- [Exercise aim]: From the material below, list every line containing "name".

- [Input for this task]:
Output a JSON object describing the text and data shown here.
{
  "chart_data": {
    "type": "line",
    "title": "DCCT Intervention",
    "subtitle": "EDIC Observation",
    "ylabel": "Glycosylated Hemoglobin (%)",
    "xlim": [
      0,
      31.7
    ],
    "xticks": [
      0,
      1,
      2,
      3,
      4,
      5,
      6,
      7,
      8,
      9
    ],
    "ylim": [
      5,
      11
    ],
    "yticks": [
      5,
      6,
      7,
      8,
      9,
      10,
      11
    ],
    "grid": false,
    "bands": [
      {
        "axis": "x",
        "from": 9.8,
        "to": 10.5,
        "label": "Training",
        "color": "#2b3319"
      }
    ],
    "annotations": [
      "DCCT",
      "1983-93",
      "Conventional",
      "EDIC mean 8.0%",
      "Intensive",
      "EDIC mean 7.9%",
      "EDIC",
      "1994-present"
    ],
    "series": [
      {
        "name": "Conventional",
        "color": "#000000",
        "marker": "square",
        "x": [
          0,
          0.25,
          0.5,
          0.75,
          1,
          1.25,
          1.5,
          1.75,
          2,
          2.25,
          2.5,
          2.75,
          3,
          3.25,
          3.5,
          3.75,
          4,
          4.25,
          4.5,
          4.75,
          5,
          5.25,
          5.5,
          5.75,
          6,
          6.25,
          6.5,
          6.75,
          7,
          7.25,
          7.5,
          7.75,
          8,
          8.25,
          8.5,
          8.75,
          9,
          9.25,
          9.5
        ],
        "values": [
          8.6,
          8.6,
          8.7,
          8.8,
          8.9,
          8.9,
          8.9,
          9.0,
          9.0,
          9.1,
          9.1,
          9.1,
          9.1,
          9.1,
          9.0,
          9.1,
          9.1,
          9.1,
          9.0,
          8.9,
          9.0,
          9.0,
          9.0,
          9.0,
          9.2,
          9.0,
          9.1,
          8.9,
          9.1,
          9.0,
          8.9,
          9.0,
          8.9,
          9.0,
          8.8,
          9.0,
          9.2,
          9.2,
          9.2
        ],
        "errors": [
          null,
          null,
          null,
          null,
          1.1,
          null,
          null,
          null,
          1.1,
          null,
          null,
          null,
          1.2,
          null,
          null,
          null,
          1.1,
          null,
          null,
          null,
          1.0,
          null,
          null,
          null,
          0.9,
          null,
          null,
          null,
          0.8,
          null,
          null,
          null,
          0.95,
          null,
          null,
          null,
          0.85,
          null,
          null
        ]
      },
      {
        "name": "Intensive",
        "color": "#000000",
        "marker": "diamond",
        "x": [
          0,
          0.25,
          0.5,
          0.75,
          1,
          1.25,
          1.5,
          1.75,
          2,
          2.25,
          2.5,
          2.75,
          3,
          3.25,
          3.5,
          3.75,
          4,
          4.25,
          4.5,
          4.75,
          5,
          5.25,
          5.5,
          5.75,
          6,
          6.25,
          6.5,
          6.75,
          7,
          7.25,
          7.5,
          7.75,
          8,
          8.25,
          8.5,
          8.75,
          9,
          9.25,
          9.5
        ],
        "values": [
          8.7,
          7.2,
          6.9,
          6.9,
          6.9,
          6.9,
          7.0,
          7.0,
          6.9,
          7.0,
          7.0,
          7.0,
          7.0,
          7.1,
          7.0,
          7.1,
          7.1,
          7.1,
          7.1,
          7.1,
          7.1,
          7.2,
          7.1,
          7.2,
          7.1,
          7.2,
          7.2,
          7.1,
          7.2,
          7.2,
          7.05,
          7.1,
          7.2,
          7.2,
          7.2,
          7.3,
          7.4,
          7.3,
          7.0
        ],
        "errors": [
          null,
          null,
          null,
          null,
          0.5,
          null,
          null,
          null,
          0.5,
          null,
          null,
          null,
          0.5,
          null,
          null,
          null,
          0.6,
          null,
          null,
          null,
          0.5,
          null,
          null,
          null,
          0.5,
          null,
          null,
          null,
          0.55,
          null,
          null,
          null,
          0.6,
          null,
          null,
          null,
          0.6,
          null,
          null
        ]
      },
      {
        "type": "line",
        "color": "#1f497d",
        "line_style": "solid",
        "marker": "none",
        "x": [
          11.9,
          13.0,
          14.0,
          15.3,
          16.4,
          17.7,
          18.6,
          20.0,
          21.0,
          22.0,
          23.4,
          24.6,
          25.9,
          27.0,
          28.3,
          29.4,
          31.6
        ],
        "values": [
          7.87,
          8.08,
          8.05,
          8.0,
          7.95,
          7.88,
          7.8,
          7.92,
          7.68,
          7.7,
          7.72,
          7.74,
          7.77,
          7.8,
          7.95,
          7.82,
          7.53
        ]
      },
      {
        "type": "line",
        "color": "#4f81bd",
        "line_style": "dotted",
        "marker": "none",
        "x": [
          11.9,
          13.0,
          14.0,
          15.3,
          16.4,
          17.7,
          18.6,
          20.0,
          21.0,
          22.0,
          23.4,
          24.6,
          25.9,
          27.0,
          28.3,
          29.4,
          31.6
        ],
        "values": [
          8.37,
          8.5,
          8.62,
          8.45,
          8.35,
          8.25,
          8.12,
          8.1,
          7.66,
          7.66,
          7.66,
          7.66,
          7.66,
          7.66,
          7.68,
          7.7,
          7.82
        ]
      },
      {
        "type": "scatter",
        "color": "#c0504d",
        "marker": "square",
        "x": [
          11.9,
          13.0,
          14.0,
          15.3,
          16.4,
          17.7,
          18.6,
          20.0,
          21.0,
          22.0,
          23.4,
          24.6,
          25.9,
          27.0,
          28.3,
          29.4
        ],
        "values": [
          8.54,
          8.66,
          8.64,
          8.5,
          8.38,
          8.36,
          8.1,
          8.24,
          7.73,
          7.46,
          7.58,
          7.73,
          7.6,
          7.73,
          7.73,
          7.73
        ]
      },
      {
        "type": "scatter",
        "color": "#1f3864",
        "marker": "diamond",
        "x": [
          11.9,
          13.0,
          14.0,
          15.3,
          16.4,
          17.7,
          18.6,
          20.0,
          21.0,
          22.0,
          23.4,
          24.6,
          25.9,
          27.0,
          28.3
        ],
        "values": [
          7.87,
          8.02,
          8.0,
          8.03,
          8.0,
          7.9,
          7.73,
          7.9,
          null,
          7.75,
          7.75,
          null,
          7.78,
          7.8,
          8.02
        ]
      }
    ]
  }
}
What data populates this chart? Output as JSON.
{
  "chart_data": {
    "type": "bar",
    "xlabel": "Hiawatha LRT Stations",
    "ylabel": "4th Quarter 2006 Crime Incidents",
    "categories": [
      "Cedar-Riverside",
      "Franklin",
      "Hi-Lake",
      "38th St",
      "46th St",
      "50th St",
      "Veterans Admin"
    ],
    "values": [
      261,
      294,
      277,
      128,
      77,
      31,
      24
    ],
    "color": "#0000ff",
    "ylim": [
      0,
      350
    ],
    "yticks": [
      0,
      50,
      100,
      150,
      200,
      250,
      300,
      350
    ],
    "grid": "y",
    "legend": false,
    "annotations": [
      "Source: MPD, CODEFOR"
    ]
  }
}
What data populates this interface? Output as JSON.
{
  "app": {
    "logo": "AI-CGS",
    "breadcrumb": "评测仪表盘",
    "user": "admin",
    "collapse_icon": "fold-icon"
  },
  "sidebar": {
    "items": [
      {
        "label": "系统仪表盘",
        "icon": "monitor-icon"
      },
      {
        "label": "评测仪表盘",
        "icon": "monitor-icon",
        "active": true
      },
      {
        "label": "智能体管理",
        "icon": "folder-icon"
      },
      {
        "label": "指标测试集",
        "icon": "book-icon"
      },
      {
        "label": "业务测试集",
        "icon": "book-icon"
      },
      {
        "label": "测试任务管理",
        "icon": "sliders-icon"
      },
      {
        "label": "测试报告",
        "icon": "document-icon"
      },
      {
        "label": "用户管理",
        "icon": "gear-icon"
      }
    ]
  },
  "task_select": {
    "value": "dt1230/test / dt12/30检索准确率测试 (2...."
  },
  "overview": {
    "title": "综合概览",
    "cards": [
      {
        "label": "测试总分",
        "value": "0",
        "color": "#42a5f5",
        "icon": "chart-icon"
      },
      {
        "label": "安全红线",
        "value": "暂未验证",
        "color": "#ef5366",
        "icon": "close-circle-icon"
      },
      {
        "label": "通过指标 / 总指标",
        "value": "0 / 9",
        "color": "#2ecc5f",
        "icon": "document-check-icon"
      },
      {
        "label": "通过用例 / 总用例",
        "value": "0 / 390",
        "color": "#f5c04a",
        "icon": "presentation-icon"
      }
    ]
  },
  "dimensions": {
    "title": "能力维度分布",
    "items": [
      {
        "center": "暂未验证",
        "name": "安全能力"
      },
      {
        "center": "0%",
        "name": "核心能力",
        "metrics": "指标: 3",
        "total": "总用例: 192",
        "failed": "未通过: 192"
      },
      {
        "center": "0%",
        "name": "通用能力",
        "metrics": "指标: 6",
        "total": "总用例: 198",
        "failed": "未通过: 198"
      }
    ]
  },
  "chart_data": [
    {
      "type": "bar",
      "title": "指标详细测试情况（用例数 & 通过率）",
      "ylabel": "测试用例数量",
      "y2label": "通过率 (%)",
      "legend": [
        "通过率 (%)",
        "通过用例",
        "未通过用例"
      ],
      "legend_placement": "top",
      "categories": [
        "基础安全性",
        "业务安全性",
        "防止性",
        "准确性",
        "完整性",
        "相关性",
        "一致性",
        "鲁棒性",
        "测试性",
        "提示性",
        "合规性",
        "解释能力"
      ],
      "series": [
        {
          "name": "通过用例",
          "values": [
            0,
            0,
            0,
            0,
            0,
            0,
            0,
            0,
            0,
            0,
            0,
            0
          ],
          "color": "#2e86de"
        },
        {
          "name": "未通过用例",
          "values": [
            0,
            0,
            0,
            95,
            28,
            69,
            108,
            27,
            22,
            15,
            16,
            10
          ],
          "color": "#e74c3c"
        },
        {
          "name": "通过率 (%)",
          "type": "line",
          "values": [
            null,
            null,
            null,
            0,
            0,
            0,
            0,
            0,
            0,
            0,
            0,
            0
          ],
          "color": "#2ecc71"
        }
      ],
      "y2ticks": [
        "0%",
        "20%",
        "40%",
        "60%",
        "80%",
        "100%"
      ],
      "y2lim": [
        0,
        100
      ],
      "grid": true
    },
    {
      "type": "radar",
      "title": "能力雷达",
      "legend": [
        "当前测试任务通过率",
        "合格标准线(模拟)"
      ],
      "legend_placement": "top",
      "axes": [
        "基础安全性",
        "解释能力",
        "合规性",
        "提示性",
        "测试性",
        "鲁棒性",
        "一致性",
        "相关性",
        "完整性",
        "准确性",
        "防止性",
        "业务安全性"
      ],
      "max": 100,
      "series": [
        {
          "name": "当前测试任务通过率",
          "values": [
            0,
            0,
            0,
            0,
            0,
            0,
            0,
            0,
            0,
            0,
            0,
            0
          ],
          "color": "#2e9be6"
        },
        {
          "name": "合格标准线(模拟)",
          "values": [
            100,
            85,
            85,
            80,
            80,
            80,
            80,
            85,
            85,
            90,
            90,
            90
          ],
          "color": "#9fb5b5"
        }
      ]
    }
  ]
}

- [Exercise solution]:
        "name": "Conventional",
        "name": "Intensive",
        "name": "安全能力"
        "name": "核心能力",
        "name": "通用能力",
          "name": "通过用例",
          "name": "未通过用例",
          "name": "通过率 (%)",
          "name": "当前测试任务通过率",
          "name": "合格标准线(模拟)",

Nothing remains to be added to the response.